### Objective
Print all the records exactly, please.

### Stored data

-*-

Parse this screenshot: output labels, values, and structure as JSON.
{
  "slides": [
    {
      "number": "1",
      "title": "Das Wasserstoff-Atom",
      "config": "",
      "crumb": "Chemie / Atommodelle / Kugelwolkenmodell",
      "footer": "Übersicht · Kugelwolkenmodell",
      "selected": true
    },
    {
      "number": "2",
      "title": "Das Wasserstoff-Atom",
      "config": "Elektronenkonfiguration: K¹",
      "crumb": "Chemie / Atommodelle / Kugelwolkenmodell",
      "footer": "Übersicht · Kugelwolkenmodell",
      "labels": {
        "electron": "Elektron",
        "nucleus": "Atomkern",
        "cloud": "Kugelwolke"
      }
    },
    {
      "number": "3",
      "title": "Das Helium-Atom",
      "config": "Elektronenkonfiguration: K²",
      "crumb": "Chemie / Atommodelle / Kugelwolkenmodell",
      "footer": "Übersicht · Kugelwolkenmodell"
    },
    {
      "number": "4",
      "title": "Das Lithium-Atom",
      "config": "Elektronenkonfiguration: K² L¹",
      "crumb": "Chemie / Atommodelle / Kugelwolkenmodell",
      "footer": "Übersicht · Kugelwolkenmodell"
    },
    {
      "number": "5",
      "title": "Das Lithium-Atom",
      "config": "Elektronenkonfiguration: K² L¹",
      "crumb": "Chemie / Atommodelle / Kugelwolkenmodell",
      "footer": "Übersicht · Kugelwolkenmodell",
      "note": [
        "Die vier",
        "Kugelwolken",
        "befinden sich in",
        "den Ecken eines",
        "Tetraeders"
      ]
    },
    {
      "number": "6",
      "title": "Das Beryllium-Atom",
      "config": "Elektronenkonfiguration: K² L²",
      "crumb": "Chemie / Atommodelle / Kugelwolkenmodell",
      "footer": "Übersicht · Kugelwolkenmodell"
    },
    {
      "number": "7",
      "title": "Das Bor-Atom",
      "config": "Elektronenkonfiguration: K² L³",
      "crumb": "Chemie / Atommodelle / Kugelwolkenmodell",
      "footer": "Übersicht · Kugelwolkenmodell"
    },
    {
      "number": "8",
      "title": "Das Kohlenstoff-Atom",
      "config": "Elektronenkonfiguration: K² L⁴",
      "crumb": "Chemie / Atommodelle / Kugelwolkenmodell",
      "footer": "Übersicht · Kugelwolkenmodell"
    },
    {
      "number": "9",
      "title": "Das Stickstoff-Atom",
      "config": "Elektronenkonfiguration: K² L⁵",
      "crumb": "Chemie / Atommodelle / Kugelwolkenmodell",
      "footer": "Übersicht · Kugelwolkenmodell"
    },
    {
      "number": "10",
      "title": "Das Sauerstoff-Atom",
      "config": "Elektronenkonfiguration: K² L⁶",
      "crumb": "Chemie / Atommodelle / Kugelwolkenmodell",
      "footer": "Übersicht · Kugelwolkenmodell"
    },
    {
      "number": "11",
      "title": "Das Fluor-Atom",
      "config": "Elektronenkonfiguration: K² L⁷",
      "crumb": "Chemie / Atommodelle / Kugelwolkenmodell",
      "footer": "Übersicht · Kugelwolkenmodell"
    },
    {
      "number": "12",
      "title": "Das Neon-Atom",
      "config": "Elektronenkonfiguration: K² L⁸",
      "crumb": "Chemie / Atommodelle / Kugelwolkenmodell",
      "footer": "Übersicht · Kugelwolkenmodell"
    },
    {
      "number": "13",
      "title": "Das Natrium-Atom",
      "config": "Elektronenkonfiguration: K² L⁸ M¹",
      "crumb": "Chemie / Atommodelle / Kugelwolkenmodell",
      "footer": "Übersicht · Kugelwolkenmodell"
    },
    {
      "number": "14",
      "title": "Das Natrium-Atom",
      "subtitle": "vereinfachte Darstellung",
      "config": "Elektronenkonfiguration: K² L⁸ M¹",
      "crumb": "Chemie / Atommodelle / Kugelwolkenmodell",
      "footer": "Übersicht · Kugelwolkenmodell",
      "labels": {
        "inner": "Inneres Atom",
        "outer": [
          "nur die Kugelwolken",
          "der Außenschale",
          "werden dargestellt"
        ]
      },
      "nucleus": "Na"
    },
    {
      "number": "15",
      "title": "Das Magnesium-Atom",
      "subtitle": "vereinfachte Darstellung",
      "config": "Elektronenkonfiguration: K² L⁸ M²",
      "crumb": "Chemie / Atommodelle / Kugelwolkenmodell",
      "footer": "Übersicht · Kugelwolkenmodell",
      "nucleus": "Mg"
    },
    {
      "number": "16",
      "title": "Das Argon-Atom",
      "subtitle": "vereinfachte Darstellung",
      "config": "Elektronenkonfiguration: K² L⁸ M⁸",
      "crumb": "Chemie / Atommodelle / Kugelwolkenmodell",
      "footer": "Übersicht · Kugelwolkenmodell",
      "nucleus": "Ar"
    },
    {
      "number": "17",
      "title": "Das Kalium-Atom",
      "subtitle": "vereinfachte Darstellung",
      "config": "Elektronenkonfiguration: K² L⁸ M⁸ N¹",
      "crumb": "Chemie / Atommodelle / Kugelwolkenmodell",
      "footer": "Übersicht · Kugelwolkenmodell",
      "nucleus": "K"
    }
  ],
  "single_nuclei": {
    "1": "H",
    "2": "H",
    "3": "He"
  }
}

-*-

### Task solution
Parse this screenshot: output labels, values, and structure as JSON.
{
  "slides": [
    {
      "number": "1",
      "title": "Das Wasserstoff-Atom",
      "config": "",
      "crumb": "Chemie / Atommodelle / Kugelwolkenmodell",
      "footer": "Übersicht · Kugelwolkenmodell",
      "selected": true
    },
    {
      "number": "2",
      "title": "Das Wasserstoff-Atom",
      "config": "Elektronenkonfiguration: K¹",
      "crumb": "Chemie / Atommodelle / Kugelwolkenmodell",
      "footer": "Übersicht · Kugelwolkenmodell",
      "labels": {
        "electron": "Elektron",
        "nucleus": "Atomkern",
        "cloud": "Kugelwolke"
      }
    },
    {
      "number": "3",
      "title": "Das Helium-Atom",
      "config": "Elektronenkonfiguration: K²",
      "crumb": "Chemie / Atommodelle / Kugelwolkenmodell",
      "footer": "Übersicht · Kugelwolkenmodell"
    },
    {
      "number": "4",
      "title": "Das Lithium-Atom",
      "config": "Elektronenkonfiguration: K² L¹",
      "crumb": "Chemie / Atommodelle / Kugelwolkenmodell",
      "footer": "Übersicht · Kugelwolkenmodell"
    },
    {
      "number": "5",
      "title": "Das Lithium-Atom",
      "config": "Elektronenkonfiguration: K² L¹",
      "crumb": "Chemie / Atommodelle / Kugelwolkenmodell",
      "footer": "Übersicht · Kugelwolkenmodell",
      "note": [
        "Die vier",
        "Kugelwolken",
        "befinden sich in",
        "den Ecken eines",
        "Tetraeders"
      ]
    },
    {
      "number": "6",
      "title": "Das Beryllium-Atom",
      "config": "Elektronenkonfiguration: K² L²",
      "crumb": "Chemie / Atommodelle / Kugelwolkenmodell",
      "footer": "Übersicht · Kugelwolkenmodell"
    },
    {
      "number": "7",
      "title": "Das Bor-Atom",
      "config": "Elektronenkonfiguration: K² L³",
      "crumb": "Chemie / Atommodelle / Kugelwolkenmodell",
      "footer": "Übersicht · Kugelwolkenmodell"
    },
    {
      "number": "8",
      "title": "Das Kohlenstoff-Atom",
      "config": "Elektronenkonfiguration: K² L⁴",
      "crumb": "Chemie / Atommodelle / Kugelwolkenmodell",
      "footer": "Übersicht · Kugelwolkenmodell"
    },
    {
      "number": "9",
      "title": "Das Stickstoff-Atom",
      "config": "Elektronenkonfiguration: K² L⁵",
      "crumb": "Chemie / Atommodelle / Kugelwolkenmodell",
      "footer": "Übersicht · Kugelwolkenmodell"
    },
    {
      "number": "10",
      "title": "Das Sauerstoff-Atom",
      "config": "Elektronenkonfiguration: K² L⁶",
      "crumb": "Chemie / Atommodelle / Kugelwolkenmodell",
      "footer": "Übersicht · Kugelwolkenmodell"
    },
    {
      "number": "11",
      "title": "Das Fluor-Atom",
      "config": "Elektronenkonfiguration: K² L⁷",
      "crumb": "Chemie / Atommodelle / Kugelwolkenmodell",
      "footer": "Übersicht · Kugelwolkenmodell"
    },
    {
      "number": "12",
      "title": "Das Neon-Atom",
      "config": "Elektronenkonfiguration: K² L⁸",
      "crumb": "Chemie / Atommodelle / Kugelwolkenmodell",
      "footer": "Übersicht · Kugelwolkenmodell"
    },
    {
      "number": "13",
      "title": "Das Natrium-Atom",
      "config": "Elektronenkonfiguration: K² L⁸ M¹",
      "crumb": "Chemie / Atommodelle / Kugelwolkenmodell",
      "footer": "Übersicht · Kugelwolkenmodell"
    },
    {
      "number": "14",
      "title": "Das Natrium-Atom",
      "subtitle": "vereinfachte Darstellung",
      "config": "Elektronenkonfiguration: K² L⁸ M¹",
      "crumb": "Chemie / Atommodelle / Kugelwolkenmodell",
      "footer": "Übersicht · Kugelwolkenmodell",
      "labels": {
        "inner": "Inneres Atom",
        "outer": [
          "nur die Kugelwolken",
          "der Außenschale",
          "werden dargestellt"
        ]
      },
      "nucleus": "Na"
    },
    {
      "number": "15",
      "title": "Das Magnesium-Atom",
      "subtitle": "vereinfachte Darstellung",
      "config": "Elektronenkonfiguration: K² L⁸ M²",
      "crumb": "Chemie / Atommodelle / Kugelwolkenmodell",
      "footer": "Übersicht · Kugelwolkenmodell",
      "nucleus": "Mg"
    },
    {
      "number": "16",
      "title": "Das Argon-Atom",
      "subtitle": "vereinfachte Darstellung",
      "config": "Elektronenkonfiguration: K² L⁸ M⁸",
      "crumb": "Chemie / Atommodelle / Kugelwolkenmodell",
      "footer": "Übersicht · Kugelwolkenmodell",
      "nucleus": "Ar"
    },
    {
      "number": "17",
      "title": "Das Kalium-Atom",
      "subtitle": "vereinfachte Darstellung",
      "config": "Elektronenkonfiguration: K² L⁸ M⁸ N¹",
      "crumb": "Chemie / Atommodelle / Kugelwolkenmodell",
      "footer": "Übersicht · Kugelwolkenmodell",
      "nucleus": "K"
    }
  ],
  "single_nuclei": {
    "1": "H",
    "2": "H",
    "3": "He"
  }
}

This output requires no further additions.